What you need to do :: Output every entry exactly, from the first line to the last.

Record extracts ::
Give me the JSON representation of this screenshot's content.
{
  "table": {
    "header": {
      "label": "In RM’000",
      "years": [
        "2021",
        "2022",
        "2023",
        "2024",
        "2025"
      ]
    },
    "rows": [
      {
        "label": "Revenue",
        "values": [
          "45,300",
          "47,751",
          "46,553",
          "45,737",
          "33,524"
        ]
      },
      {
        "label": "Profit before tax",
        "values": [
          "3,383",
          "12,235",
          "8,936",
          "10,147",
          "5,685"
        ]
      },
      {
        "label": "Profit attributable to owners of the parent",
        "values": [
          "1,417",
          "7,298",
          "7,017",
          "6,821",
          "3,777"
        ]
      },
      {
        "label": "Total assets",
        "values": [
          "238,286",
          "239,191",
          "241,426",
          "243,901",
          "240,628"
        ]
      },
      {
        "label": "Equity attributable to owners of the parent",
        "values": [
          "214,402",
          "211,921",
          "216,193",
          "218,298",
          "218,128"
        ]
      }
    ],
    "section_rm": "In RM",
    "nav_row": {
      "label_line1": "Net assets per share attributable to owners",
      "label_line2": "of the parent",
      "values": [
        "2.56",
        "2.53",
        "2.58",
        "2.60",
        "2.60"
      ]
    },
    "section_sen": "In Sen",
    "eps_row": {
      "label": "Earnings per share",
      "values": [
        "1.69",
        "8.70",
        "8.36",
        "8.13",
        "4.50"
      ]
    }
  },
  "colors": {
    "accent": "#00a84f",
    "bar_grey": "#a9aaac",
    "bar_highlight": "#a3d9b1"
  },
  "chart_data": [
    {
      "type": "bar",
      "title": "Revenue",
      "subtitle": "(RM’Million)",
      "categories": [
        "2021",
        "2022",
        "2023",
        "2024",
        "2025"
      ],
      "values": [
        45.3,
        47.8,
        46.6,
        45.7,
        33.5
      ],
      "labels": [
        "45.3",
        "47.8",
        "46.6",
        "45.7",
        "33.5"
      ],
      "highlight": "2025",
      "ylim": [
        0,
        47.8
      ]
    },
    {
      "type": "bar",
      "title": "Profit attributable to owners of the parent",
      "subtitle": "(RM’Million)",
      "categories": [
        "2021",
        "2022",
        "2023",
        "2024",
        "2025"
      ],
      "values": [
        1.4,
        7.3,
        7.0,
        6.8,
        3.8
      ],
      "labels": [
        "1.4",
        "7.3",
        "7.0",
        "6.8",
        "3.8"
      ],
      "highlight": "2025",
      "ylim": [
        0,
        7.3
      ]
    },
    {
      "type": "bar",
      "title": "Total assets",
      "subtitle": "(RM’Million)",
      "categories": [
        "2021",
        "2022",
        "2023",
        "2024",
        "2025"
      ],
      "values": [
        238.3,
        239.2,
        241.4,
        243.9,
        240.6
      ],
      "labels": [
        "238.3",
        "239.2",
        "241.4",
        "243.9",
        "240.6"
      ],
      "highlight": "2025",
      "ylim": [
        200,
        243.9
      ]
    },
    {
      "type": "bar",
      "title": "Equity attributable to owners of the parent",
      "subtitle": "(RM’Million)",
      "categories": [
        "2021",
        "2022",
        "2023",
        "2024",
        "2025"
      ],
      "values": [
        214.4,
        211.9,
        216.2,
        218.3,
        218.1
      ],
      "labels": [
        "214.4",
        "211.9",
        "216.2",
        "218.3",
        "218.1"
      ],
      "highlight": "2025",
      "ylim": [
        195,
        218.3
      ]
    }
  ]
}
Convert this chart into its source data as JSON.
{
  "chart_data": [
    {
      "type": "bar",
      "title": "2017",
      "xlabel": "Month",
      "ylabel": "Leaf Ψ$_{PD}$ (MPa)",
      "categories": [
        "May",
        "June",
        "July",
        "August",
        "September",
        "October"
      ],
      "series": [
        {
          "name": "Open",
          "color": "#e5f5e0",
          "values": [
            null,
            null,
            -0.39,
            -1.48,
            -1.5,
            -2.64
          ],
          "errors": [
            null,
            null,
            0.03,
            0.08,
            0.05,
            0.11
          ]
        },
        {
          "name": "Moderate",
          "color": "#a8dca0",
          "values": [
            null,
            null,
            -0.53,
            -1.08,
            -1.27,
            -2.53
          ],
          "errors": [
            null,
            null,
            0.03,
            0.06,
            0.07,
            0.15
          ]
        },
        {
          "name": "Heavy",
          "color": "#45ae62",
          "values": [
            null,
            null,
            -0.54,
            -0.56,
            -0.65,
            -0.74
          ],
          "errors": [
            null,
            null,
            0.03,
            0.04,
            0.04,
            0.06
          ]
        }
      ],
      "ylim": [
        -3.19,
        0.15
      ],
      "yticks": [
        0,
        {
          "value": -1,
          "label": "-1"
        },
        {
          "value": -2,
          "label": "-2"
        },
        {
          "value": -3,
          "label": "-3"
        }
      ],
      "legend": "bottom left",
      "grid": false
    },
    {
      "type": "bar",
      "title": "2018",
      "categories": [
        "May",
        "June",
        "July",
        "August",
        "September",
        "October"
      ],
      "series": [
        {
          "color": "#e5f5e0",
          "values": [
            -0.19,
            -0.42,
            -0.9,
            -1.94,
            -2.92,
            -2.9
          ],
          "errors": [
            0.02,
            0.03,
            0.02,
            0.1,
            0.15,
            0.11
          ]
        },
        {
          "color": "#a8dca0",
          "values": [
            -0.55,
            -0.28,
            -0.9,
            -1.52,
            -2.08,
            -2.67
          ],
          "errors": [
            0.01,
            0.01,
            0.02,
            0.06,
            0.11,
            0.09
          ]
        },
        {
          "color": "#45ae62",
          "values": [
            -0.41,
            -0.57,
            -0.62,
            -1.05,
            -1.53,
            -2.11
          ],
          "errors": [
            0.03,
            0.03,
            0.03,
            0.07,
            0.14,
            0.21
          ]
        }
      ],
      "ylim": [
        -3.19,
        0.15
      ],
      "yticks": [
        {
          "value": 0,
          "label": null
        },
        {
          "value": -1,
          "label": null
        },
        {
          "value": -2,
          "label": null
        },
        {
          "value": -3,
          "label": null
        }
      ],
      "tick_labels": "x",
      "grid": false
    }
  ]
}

Solution for this problem ::
Give me the JSON representation of this screenshot's content.
{
  "table": {
    "header": {
      "label": "In RM’000",
      "years": [
        "2021",
        "2022",
        "2023",
        "2024",
        "2025"
      ]
    },
    "rows": [
      {
        "label": "Revenue",
        "values": [
          "45,300",
          "47,751",
          "46,553",
          "45,737",
          "33,524"
        ]
      },
      {
        "label": "Profit before tax",
        "values": [
          "3,383",
          "12,235",
          "8,936",
          "10,147",
          "5,685"
        ]
      },
      {
        "label": "Profit attributable to owners of the parent",
        "values": [
          "1,417",
          "7,298",
          "7,017",
          "6,821",
          "3,777"
        ]
      },
      {
        "label": "Total assets",
        "values": [
          "238,286",
          "239,191",
          "241,426",
          "243,901",
          "240,628"
        ]
      },
      {
        "label": "Equity attributable to owners of the parent",
        "values": [
          "214,402",
          "211,921",
          "216,193",
          "218,298",
          "218,128"
        ]
      }
    ],
    "section_rm": "In RM",
    "nav_row": {
      "label_line1": "Net assets per share attributable to owners",
      "label_line2": "of the parent",
      "values": [
        "2.56",
        "2.53",
        "2.58",
        "2.60",
        "2.60"
      ]
    },
    "section_sen": "In Sen",
    "eps_row": {
      "label": "Earnings per share",
      "values": [
        "1.69",
        "8.70",
        "8.36",
        "8.13",
        "4.50"
      ]
    }
  },
  "colors": {
    "accent": "#00a84f",
    "bar_grey": "#a9aaac",
    "bar_highlight": "#a3d9b1"
  },
  "chart_data": [
    {
      "type": "bar",
      "title": "Revenue",
      "subtitle": "(RM’Million)",
      "categories": [
        "2021",
        "2022",
        "2023",
        "2024",
        "2025"
      ],
      "values": [
        45.3,
        47.8,
        46.6,
        45.7,
        33.5
      ],
      "labels": [
        "45.3",
        "47.8",
        "46.6",
        "45.7",
        "33.5"
      ],
      "highlight": "2025",
      "ylim": [
        0,
        47.8
      ]
    },
    {
      "type": "bar",
      "title": "Profit attributable to owners of the parent",
      "subtitle": "(RM’Million)",
      "categories": [
        "2021",
        "2022",
        "2023",
        "2024",
        "2025"
      ],
      "values": [
        1.4,
        7.3,
        7.0,
        6.8,
        3.8
      ],
      "labels": [
        "1.4",
        "7.3",
        "7.0",
        "6.8",
        "3.8"
      ],
      "highlight": "2025",
      "ylim": [
        0,
        7.3
      ]
    },
    {
      "type": "bar",
      "title": "Total assets",
      "subtitle": "(RM’Million)",
      "categories": [
        "2021",
        "2022",
        "2023",
        "2024",
        "2025"
      ],
      "values": [
        238.3,
        239.2,
        241.4,
        243.9,
        240.6
      ],
      "labels": [
        "238.3",
        "239.2",
        "241.4",
        "243.9",
        "240.6"
      ],
      "highlight": "2025",
      "ylim": [
        200,
        243.9
      ]
    },
    {
      "type": "bar",
      "title": "Equity attributable to owners of the parent",
      "subtitle": "(RM’Million)",
      "categories": [
        "2021",
        "2022",
        "2023",
        "2024",
        "2025"
      ],
      "values": [
        214.4,
        211.9,
        216.2,
        218.3,
        218.1
      ],
      "labels": [
        "214.4",
        "211.9",
        "216.2",
        "218.3",
        "218.1"
      ],
      "highlight": "2025",
      "ylim": [
        195,
        218.3
      ]
    }
  ]
}
Convert this chart into its source data as JSON.
{
  "chart_data": [
    {
      "type": "bar",
      "title": "2017",
      "xlabel": "Month",
      "ylabel": "Leaf Ψ$_{PD}$ (MPa)",
      "categories": [
        "May",
        "June",
        "July",
        "August",
        "September",
        "October"
      ],
      "series": [
        {
          "name": "Open",
          "color": "#e5f5e0",
          "values": [
            null,
            null,
            -0.39,
            -1.48,
            -1.5,
            -2.64
          ],
          "errors": [
            null,
            null,
            0.03,
            0.08,
            0.05,
            0.11
          ]
        },
        {
          "name": "Moderate",
          "color": "#a8dca0",
          "values": [
            null,
            null,
            -0.53,
            -1.08,
            -1.27,
            -2.53
          ],
          "errors": [
            null,
            null,
            0.03,
            0.06,
            0.07,
            0.15
          ]
        },
        {
          "name": "Heavy",
          "color": "#45ae62",
          "values": [
            null,
            null,
            -0.54,
            -0.56,
            -0.65,
            -0.74
          ],
          "errors": [
            null,
            null,
            0.03,
            0.04,
            0.04,
            0.06
          ]
        }
      ],
      "ylim": [
        -3.19,
        0.15
      ],
      "yticks": [
        0,
        {
          "value": -1,
          "label": "-1"
        },
        {
          "value": -2,
          "label": "-2"
        },
        {
          "value": -3,
          "label": "-3"
        }
      ],
      "legend": "bottom left",
      "grid": false
    },
    {
      "type": "bar",
      "title": "2018",
      "categories": [
        "May",
        "June",
        "July",
        "August",
        "September",
        "October"
      ],
      "series": [
        {
          "color": "#e5f5e0",
          "values": [
            -0.19,
            -0.42,
            -0.9,
            -1.94,
            -2.92,
            -2.9
          ],
          "errors": [
            0.02,
            0.03,
            0.02,
            0.1,
            0.15,
            0.11
          ]
        },
        {
          "color": "#a8dca0",
          "values": [
            -0.55,
            -0.28,
            -0.9,
            -1.52,
            -2.08,
            -2.67
          ],
          "errors": [
            0.01,
            0.01,
            0.02,
            0.06,
            0.11,
            0.09
          ]
        },
        {
          "color": "#45ae62",
          "values": [
            -0.41,
            -0.57,
            -0.62,
            -1.05,
            -1.53,
            -2.11
          ],
          "errors": [
            0.03,
            0.03,
            0.03,
            0.07,
            0.14,
            0.21
          ]
        }
      ],
      "ylim": [
        -3.19,
        0.15
      ],
      "yticks": [
        {
          "value": 0,
          "label": null
        },
        {
          "value": -1,
          "label": null
        },
        {
          "value": -2,
          "label": null
        },
        {
          "value": -3,
          "label": null
        }
      ],
      "tick_labels": "x",
      "grid": false
    }
  ]
}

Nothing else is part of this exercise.